Content starts
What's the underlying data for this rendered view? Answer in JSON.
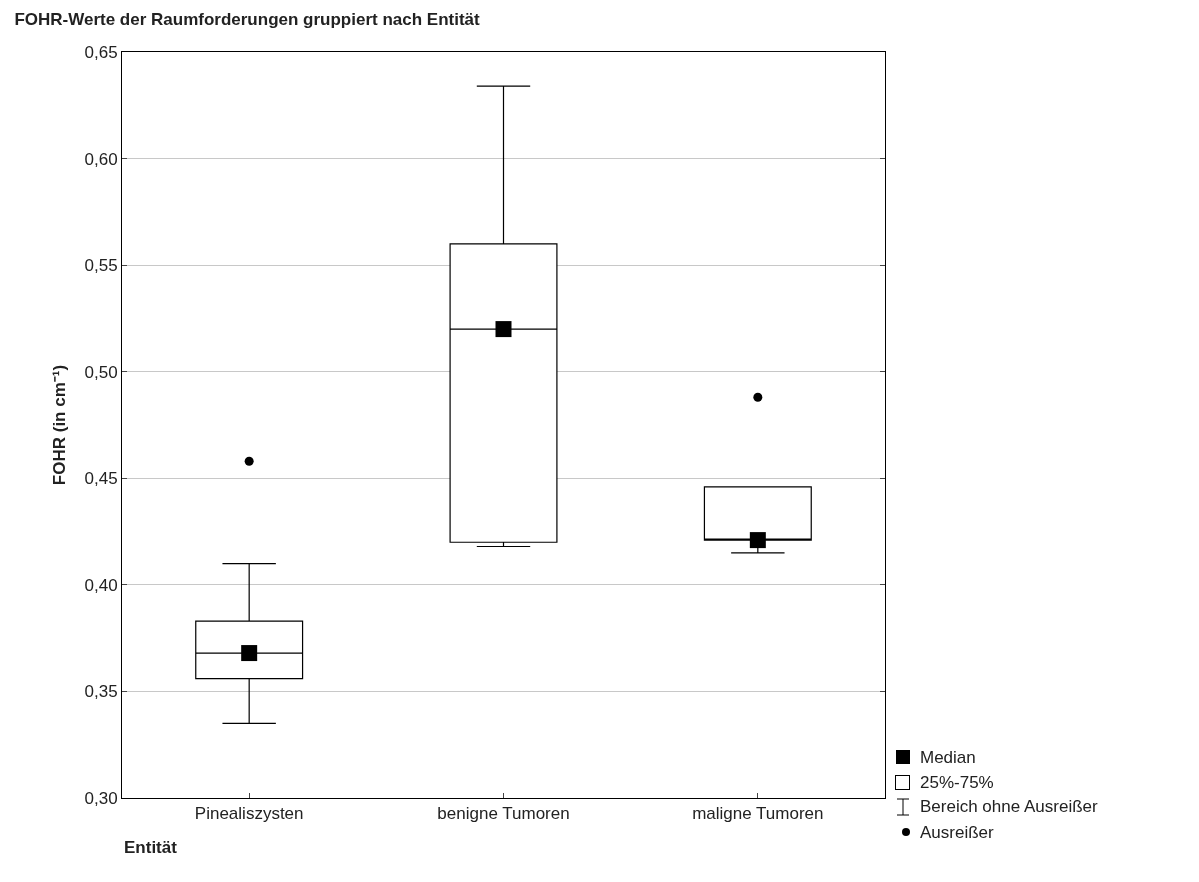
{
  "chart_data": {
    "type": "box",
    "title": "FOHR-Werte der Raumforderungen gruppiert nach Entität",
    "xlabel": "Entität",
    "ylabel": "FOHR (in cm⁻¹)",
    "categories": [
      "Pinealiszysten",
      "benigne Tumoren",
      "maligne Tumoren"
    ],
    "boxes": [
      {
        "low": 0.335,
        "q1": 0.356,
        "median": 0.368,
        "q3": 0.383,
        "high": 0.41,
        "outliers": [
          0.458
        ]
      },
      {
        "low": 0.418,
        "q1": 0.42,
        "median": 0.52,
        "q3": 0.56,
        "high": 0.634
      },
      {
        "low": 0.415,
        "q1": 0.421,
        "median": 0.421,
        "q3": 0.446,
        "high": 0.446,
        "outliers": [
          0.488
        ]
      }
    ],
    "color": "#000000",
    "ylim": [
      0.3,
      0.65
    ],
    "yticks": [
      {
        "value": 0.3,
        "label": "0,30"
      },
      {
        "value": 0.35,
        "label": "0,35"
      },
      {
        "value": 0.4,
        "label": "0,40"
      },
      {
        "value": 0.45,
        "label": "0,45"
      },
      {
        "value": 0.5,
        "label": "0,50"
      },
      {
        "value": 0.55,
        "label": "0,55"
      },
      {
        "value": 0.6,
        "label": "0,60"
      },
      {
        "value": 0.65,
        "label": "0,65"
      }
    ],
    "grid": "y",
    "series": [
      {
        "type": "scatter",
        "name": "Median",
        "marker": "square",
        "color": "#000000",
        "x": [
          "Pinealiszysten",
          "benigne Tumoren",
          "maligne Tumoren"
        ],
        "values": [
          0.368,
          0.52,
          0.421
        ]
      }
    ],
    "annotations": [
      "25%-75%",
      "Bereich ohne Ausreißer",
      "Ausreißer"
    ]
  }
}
Content ends
Task directions: Output a precise copy of the entries, leaving the images out.

Answer section:
What's the underlying data for this rendered view? Answer in JSON.
{
  "chart_data": {
    "type": "box",
    "title": "FOHR-Werte der Raumforderungen gruppiert nach Entität",
    "xlabel": "Entität",
    "ylabel": "FOHR (in cm⁻¹)",
    "categories": [
      "Pinealiszysten",
      "benigne Tumoren",
      "maligne Tumoren"
    ],
    "boxes": [
      {
        "low": 0.335,
        "q1": 0.356,
        "median": 0.368,
        "q3": 0.383,
        "high": 0.41,
        "outliers": [
          0.458
        ]
      },
      {
        "low": 0.418,
        "q1": 0.42,
        "median": 0.52,
        "q3": 0.56,
        "high": 0.634
      },
      {
        "low": 0.415,
        "q1": 0.421,
        "median": 0.421,
        "q3": 0.446,
        "high": 0.446,
        "outliers": [
          0.488
        ]
      }
    ],
    "color": "#000000",
    "ylim": [
      0.3,
      0.65
    ],
    "yticks": [
      {
        "value": 0.3,
        "label": "0,30"
      },
      {
        "value": 0.35,
        "label": "0,35"
      },
      {
        "value": 0.4,
        "label": "0,40"
      },
      {
        "value": 0.45,
        "label": "0,45"
      },
      {
        "value": 0.5,
        "label": "0,50"
      },
      {
        "value": 0.55,
        "label": "0,55"
      },
      {
        "value": 0.6,
        "label": "0,60"
      },
      {
        "value": 0.65,
        "label": "0,65"
      }
    ],
    "grid": "y",
    "series": [
      {
        "type": "scatter",
        "name": "Median",
        "marker": "square",
        "color": "#000000",
        "x": [
          "Pinealiszysten",
          "benigne Tumoren",
          "maligne Tumoren"
        ],
        "values": [
          0.368,
          0.52,
          0.421
        ]
      }
    ],
    "annotations": [
      "25%-75%",
      "Bereich ohne Ausreißer",
      "Ausreißer"
    ]
  }
}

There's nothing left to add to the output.